* **STATED PROBLEM**:
Go through the entries below and write each one out exactly.

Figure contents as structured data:
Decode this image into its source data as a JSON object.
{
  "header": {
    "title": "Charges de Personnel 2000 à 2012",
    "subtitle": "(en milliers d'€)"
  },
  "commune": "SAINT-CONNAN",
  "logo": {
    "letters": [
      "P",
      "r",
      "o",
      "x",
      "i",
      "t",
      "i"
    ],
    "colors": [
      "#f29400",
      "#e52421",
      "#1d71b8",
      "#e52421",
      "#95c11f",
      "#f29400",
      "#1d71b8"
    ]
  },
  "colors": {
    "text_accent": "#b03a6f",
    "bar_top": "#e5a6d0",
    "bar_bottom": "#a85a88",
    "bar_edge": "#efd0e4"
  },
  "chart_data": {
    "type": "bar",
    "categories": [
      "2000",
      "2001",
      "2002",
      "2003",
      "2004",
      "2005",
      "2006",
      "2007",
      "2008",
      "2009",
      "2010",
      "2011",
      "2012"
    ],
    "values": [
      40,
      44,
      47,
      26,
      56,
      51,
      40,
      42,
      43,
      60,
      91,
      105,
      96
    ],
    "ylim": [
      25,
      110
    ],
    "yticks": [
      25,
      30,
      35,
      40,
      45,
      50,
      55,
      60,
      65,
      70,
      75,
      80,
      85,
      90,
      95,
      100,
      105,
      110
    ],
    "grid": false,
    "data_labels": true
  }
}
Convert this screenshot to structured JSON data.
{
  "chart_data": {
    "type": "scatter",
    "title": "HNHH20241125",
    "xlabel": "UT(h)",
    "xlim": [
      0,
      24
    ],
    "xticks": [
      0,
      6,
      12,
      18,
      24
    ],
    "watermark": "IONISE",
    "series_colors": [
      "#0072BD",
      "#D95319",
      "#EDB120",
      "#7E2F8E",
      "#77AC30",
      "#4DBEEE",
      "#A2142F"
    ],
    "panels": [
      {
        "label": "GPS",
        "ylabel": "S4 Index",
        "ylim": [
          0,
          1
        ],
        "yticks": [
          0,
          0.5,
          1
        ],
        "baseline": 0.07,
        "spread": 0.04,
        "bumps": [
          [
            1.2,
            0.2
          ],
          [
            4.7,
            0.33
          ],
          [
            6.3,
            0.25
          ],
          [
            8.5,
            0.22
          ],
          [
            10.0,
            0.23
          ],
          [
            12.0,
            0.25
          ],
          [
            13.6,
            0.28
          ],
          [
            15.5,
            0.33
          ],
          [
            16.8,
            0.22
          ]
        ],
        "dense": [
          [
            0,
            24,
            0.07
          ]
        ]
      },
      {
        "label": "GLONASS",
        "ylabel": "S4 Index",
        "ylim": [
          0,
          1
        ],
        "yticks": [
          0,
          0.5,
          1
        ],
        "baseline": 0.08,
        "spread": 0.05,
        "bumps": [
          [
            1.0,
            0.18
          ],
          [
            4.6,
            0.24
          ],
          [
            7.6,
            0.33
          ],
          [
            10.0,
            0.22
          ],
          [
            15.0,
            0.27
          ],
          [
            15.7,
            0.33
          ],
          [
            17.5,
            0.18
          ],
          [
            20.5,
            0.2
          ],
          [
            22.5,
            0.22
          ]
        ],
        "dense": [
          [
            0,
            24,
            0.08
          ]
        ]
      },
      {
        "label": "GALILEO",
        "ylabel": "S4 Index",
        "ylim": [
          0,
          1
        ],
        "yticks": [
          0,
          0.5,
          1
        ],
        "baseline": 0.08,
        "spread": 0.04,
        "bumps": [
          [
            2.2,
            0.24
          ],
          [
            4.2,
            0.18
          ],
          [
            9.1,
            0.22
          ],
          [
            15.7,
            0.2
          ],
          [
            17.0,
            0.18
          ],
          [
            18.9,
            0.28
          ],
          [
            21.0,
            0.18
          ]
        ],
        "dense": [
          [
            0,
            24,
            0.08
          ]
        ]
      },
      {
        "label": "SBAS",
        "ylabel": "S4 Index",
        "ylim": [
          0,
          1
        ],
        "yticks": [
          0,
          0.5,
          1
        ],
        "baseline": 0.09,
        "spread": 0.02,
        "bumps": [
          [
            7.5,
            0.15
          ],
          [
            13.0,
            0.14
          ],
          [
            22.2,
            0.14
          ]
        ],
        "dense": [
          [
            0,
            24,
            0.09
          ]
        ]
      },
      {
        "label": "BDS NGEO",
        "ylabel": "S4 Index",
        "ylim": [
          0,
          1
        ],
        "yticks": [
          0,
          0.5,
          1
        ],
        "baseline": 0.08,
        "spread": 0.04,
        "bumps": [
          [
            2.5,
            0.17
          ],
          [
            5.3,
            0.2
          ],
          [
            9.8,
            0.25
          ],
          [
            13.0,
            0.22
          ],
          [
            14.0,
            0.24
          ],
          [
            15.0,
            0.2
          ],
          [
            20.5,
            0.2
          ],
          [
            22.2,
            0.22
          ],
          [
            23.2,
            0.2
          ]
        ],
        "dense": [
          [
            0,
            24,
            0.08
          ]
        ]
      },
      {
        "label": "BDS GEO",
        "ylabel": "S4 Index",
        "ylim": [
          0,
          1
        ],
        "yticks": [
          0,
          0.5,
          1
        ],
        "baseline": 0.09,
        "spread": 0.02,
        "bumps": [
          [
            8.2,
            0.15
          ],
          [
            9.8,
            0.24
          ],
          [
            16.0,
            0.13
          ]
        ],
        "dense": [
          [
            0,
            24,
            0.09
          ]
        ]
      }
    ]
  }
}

* **THE RESULT**:
Decode this image into its source data as a JSON object.
{
  "header": {
    "title": "Charges de Personnel 2000 à 2012",
    "subtitle": "(en milliers d'€)"
  },
  "commune": "SAINT-CONNAN",
  "logo": {
    "letters": [
      "P",
      "r",
      "o",
      "x",
      "i",
      "t",
      "i"
    ],
    "colors": [
      "#f29400",
      "#e52421",
      "#1d71b8",
      "#e52421",
      "#95c11f",
      "#f29400",
      "#1d71b8"
    ]
  },
  "colors": {
    "text_accent": "#b03a6f",
    "bar_top": "#e5a6d0",
    "bar_bottom": "#a85a88",
    "bar_edge": "#efd0e4"
  },
  "chart_data": {
    "type": "bar",
    "categories": [
      "2000",
      "2001",
      "2002",
      "2003",
      "2004",
      "2005",
      "2006",
      "2007",
      "2008",
      "2009",
      "2010",
      "2011",
      "2012"
    ],
    "values": [
      40,
      44,
      47,
      26,
      56,
      51,
      40,
      42,
      43,
      60,
      91,
      105,
      96
    ],
    "ylim": [
      25,
      110
    ],
    "yticks": [
      25,
      30,
      35,
      40,
      45,
      50,
      55,
      60,
      65,
      70,
      75,
      80,
      85,
      90,
      95,
      100,
      105,
      110
    ],
    "grid": false,
    "data_labels": true
  }
}
Convert this screenshot to structured JSON data.
{
  "chart_data": {
    "type": "scatter",
    "title": "HNHH20241125",
    "xlabel": "UT(h)",
    "xlim": [
      0,
      24
    ],
    "xticks": [
      0,
      6,
      12,
      18,
      24
    ],
    "watermark": "IONISE",
    "series_colors": [
      "#0072BD",
      "#D95319",
      "#EDB120",
      "#7E2F8E",
      "#77AC30",
      "#4DBEEE",
      "#A2142F"
    ],
    "panels": [
      {
        "label": "GPS",
        "ylabel": "S4 Index",
        "ylim": [
          0,
          1
        ],
        "yticks": [
          0,
          0.5,
          1
        ],
        "baseline": 0.07,
        "spread": 0.04,
        "bumps": [
          [
            1.2,
            0.2
          ],
          [
            4.7,
            0.33
          ],
          [
            6.3,
            0.25
          ],
          [
            8.5,
            0.22
          ],
          [
            10.0,
            0.23
          ],
          [
            12.0,
            0.25
          ],
          [
            13.6,
            0.28
          ],
          [
            15.5,
            0.33
          ],
          [
            16.8,
            0.22
          ]
        ],
        "dense": [
          [
            0,
            24,
            0.07
          ]
        ]
      },
      {
        "label": "GLONASS",
        "ylabel": "S4 Index",
        "ylim": [
          0,
          1
        ],
        "yticks": [
          0,
          0.5,
          1
        ],
        "baseline": 0.08,
        "spread": 0.05,
        "bumps": [
          [
            1.0,
            0.18
          ],
          [
            4.6,
            0.24
          ],
          [
            7.6,
            0.33
          ],
          [
            10.0,
            0.22
          ],
          [
            15.0,
            0.27
          ],
          [
            15.7,
            0.33
          ],
          [
            17.5,
            0.18
          ],
          [
            20.5,
            0.2
          ],
          [
            22.5,
            0.22
          ]
        ],
        "dense": [
          [
            0,
            24,
            0.08
          ]
        ]
      },
      {
        "label": "GALILEO",
        "ylabel": "S4 Index",
        "ylim": [
          0,
          1
        ],
        "yticks": [
          0,
          0.5,
          1
        ],
        "baseline": 0.08,
        "spread": 0.04,
        "bumps": [
          [
            2.2,
            0.24
          ],
          [
            4.2,
            0.18
          ],
          [
            9.1,
            0.22
          ],
          [
            15.7,
            0.2
          ],
          [
            17.0,
            0.18
          ],
          [
            18.9,
            0.28
          ],
          [
            21.0,
            0.18
          ]
        ],
        "dense": [
          [
            0,
            24,
            0.08
          ]
        ]
      },
      {
        "label": "SBAS",
        "ylabel": "S4 Index",
        "ylim": [
          0,
          1
        ],
        "yticks": [
          0,
          0.5,
          1
        ],
        "baseline": 0.09,
        "spread": 0.02,
        "bumps": [
          [
            7.5,
            0.15
          ],
          [
            13.0,
            0.14
          ],
          [
            22.2,
            0.14
          ]
        ],
        "dense": [
          [
            0,
            24,
            0.09
          ]
        ]
      },
      {
        "label": "BDS NGEO",
        "ylabel": "S4 Index",
        "ylim": [
          0,
          1
        ],
        "yticks": [
          0,
          0.5,
          1
        ],
        "baseline": 0.08,
        "spread": 0.04,
        "bumps": [
          [
            2.5,
            0.17
          ],
          [
            5.3,
            0.2
          ],
          [
            9.8,
            0.25
          ],
          [
            13.0,
            0.22
          ],
          [
            14.0,
            0.24
          ],
          [
            15.0,
            0.2
          ],
          [
            20.5,
            0.2
          ],
          [
            22.2,
            0.22
          ],
          [
            23.2,
            0.2
          ]
        ],
        "dense": [
          [
            0,
            24,
            0.08
          ]
        ]
      },
      {
        "label": "BDS GEO",
        "ylabel": "S4 Index",
        "ylim": [
          0,
          1
        ],
        "yticks": [
          0,
          0.5,
          1
        ],
        "baseline": 0.09,
        "spread": 0.02,
        "bumps": [
          [
            8.2,
            0.15
          ],
          [
            9.8,
            0.24
          ],
          [
            16.0,
            0.13
          ]
        ],
        "dense": [
          [
            0,
            24,
            0.09
          ]
        ]
      }
    ]
  }
}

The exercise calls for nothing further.